* Required task
Every record must appear in your copy exactly as written, with no pictures.

Extracted records:
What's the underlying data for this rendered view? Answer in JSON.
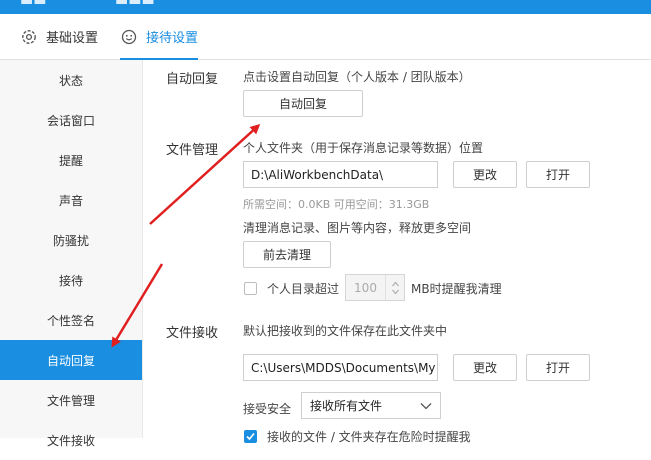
{
  "colors": {
    "accent": "#1a8ee0",
    "arrow": "#e02020",
    "sidebar_bg": "#f7f7f7"
  },
  "tabs": [
    {
      "label": "基础设置",
      "icon": "gear-icon"
    },
    {
      "label": "接待设置",
      "icon": "smiley-icon"
    }
  ],
  "sidebar": {
    "items": [
      {
        "label": "状态"
      },
      {
        "label": "会话窗口"
      },
      {
        "label": "提醒"
      },
      {
        "label": "声音"
      },
      {
        "label": "防骚扰"
      },
      {
        "label": "接待"
      },
      {
        "label": "个性签名"
      },
      {
        "label": "自动回复"
      },
      {
        "label": "文件管理"
      },
      {
        "label": "文件接收"
      }
    ],
    "active_index": 7
  },
  "auto_reply": {
    "label": "自动回复",
    "hint": "点击设置自动回复（个人版本 / 团队版本）",
    "button": "自动回复"
  },
  "file_manage": {
    "label": "文件管理",
    "folder_hint": "个人文件夹（用于保存消息记录等数据）位置",
    "path_value": "D:\\AliWorkbenchData\\",
    "change_button": "更改",
    "open_button": "打开",
    "space_text": "所需空间：0.0KB    可用空间：31.3GB",
    "clean_hint": "清理消息记录、图片等内容，释放更多空间",
    "clean_button": "前去清理",
    "threshold_prefix": "个人目录超过",
    "threshold_value": "100",
    "threshold_suffix": "MB时提醒我清理"
  },
  "file_receive": {
    "label": "文件接收",
    "hint": "默认把接收到的文件保存在此文件夹中",
    "path_value": "C:\\Users\\MDDS\\Documents\\My",
    "change_button": "更改",
    "open_button": "打开",
    "security_label": "接受安全",
    "security_value": "接收所有文件",
    "partial_checkbox_text": "接收的文件 / 文件夹存在危险时提醒我"
  }
}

* Answer to the exercise
What's the underlying data for this rendered view? Answer in JSON.
{
  "colors": {
    "accent": "#1a8ee0",
    "arrow": "#e02020",
    "sidebar_bg": "#f7f7f7"
  },
  "tabs": [
    {
      "label": "基础设置",
      "icon": "gear-icon"
    },
    {
      "label": "接待设置",
      "icon": "smiley-icon"
    }
  ],
  "sidebar": {
    "items": [
      {
        "label": "状态"
      },
      {
        "label": "会话窗口"
      },
      {
        "label": "提醒"
      },
      {
        "label": "声音"
      },
      {
        "label": "防骚扰"
      },
      {
        "label": "接待"
      },
      {
        "label": "个性签名"
      },
      {
        "label": "自动回复"
      },
      {
        "label": "文件管理"
      },
      {
        "label": "文件接收"
      }
    ],
    "active_index": 7
  },
  "auto_reply": {
    "label": "自动回复",
    "hint": "点击设置自动回复（个人版本 / 团队版本）",
    "button": "自动回复"
  },
  "file_manage": {
    "label": "文件管理",
    "folder_hint": "个人文件夹（用于保存消息记录等数据）位置",
    "path_value": "D:\\AliWorkbenchData\\",
    "change_button": "更改",
    "open_button": "打开",
    "space_text": "所需空间：0.0KB    可用空间：31.3GB",
    "clean_hint": "清理消息记录、图片等内容，释放更多空间",
    "clean_button": "前去清理",
    "threshold_prefix": "个人目录超过",
    "threshold_value": "100",
    "threshold_suffix": "MB时提醒我清理"
  },
  "file_receive": {
    "label": "文件接收",
    "hint": "默认把接收到的文件保存在此文件夹中",
    "path_value": "C:\\Users\\MDDS\\Documents\\My",
    "change_button": "更改",
    "open_button": "打开",
    "security_label": "接受安全",
    "security_value": "接收所有文件",
    "partial_checkbox_text": "接收的文件 / 文件夹存在危险时提醒我"
  }
}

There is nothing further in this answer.